■ Stored data entries
######

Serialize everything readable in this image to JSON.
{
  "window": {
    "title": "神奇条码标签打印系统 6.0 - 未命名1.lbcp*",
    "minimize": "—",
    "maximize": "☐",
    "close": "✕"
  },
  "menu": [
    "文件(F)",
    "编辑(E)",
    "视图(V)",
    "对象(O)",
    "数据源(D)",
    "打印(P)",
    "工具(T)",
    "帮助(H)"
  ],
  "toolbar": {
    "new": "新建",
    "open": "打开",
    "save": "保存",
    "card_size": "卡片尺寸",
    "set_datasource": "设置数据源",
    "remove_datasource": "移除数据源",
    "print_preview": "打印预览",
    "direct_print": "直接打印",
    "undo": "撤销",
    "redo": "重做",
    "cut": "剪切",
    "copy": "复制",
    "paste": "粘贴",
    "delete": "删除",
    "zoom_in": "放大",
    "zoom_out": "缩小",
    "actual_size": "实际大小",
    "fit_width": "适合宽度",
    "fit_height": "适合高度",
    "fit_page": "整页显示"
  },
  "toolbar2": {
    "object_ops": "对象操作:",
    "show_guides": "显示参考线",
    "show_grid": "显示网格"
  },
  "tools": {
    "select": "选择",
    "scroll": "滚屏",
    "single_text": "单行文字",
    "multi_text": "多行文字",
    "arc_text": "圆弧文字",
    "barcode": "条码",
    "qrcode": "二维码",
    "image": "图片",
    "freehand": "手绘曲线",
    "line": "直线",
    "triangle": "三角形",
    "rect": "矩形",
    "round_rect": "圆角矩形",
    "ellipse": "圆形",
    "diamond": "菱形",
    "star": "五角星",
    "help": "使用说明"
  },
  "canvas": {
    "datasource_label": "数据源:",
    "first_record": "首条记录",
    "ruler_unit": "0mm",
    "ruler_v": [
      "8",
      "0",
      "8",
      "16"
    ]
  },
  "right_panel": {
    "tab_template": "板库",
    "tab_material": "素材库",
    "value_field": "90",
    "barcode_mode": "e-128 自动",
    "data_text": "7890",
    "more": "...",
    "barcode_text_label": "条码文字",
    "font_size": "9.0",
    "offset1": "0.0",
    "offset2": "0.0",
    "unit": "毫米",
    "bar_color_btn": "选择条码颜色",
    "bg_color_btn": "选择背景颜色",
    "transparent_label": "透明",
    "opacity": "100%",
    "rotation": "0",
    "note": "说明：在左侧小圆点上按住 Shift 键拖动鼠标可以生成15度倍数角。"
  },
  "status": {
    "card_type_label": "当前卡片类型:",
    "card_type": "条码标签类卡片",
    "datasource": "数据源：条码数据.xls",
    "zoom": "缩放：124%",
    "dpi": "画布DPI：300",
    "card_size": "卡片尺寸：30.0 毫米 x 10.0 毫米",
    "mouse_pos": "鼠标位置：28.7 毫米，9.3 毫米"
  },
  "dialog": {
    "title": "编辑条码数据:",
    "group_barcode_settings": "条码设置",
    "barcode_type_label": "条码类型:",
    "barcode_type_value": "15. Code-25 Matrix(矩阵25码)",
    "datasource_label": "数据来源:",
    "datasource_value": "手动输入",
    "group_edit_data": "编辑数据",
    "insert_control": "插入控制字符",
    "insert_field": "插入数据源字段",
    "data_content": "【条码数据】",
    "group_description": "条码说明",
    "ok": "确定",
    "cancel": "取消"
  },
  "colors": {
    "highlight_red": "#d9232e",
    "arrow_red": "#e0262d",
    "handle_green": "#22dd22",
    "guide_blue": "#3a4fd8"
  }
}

######

Please restate the data word for word, every record included.

■ Correct response
Serialize everything readable in this image to JSON.
{
  "window": {
    "title": "神奇条码标签打印系统 6.0 - 未命名1.lbcp*",
    "minimize": "—",
    "maximize": "☐",
    "close": "✕"
  },
  "menu": [
    "文件(F)",
    "编辑(E)",
    "视图(V)",
    "对象(O)",
    "数据源(D)",
    "打印(P)",
    "工具(T)",
    "帮助(H)"
  ],
  "toolbar": {
    "new": "新建",
    "open": "打开",
    "save": "保存",
    "card_size": "卡片尺寸",
    "set_datasource": "设置数据源",
    "remove_datasource": "移除数据源",
    "print_preview": "打印预览",
    "direct_print": "直接打印",
    "undo": "撤销",
    "redo": "重做",
    "cut": "剪切",
    "copy": "复制",
    "paste": "粘贴",
    "delete": "删除",
    "zoom_in": "放大",
    "zoom_out": "缩小",
    "actual_size": "实际大小",
    "fit_width": "适合宽度",
    "fit_height": "适合高度",
    "fit_page": "整页显示"
  },
  "toolbar2": {
    "object_ops": "对象操作:",
    "show_guides": "显示参考线",
    "show_grid": "显示网格"
  },
  "tools": {
    "select": "选择",
    "scroll": "滚屏",
    "single_text": "单行文字",
    "multi_text": "多行文字",
    "arc_text": "圆弧文字",
    "barcode": "条码",
    "qrcode": "二维码",
    "image": "图片",
    "freehand": "手绘曲线",
    "line": "直线",
    "triangle": "三角形",
    "rect": "矩形",
    "round_rect": "圆角矩形",
    "ellipse": "圆形",
    "diamond": "菱形",
    "star": "五角星",
    "help": "使用说明"
  },
  "canvas": {
    "datasource_label": "数据源:",
    "first_record": "首条记录",
    "ruler_unit": "0mm",
    "ruler_v": [
      "8",
      "0",
      "8",
      "16"
    ]
  },
  "right_panel": {
    "tab_template": "板库",
    "tab_material": "素材库",
    "value_field": "90",
    "barcode_mode": "e-128 自动",
    "data_text": "7890",
    "more": "...",
    "barcode_text_label": "条码文字",
    "font_size": "9.0",
    "offset1": "0.0",
    "offset2": "0.0",
    "unit": "毫米",
    "bar_color_btn": "选择条码颜色",
    "bg_color_btn": "选择背景颜色",
    "transparent_label": "透明",
    "opacity": "100%",
    "rotation": "0",
    "note": "说明：在左侧小圆点上按住 Shift 键拖动鼠标可以生成15度倍数角。"
  },
  "status": {
    "card_type_label": "当前卡片类型:",
    "card_type": "条码标签类卡片",
    "datasource": "数据源：条码数据.xls",
    "zoom": "缩放：124%",
    "dpi": "画布DPI：300",
    "card_size": "卡片尺寸：30.0 毫米 x 10.0 毫米",
    "mouse_pos": "鼠标位置：28.7 毫米，9.3 毫米"
  },
  "dialog": {
    "title": "编辑条码数据:",
    "group_barcode_settings": "条码设置",
    "barcode_type_label": "条码类型:",
    "barcode_type_value": "15. Code-25 Matrix(矩阵25码)",
    "datasource_label": "数据来源:",
    "datasource_value": "手动输入",
    "group_edit_data": "编辑数据",
    "insert_control": "插入控制字符",
    "insert_field": "插入数据源字段",
    "data_content": "【条码数据】",
    "group_description": "条码说明",
    "ok": "确定",
    "cancel": "取消"
  },
  "colors": {
    "highlight_red": "#d9232e",
    "arrow_red": "#e0262d",
    "handle_green": "#22dd22",
    "guide_blue": "#3a4fd8"
  }
}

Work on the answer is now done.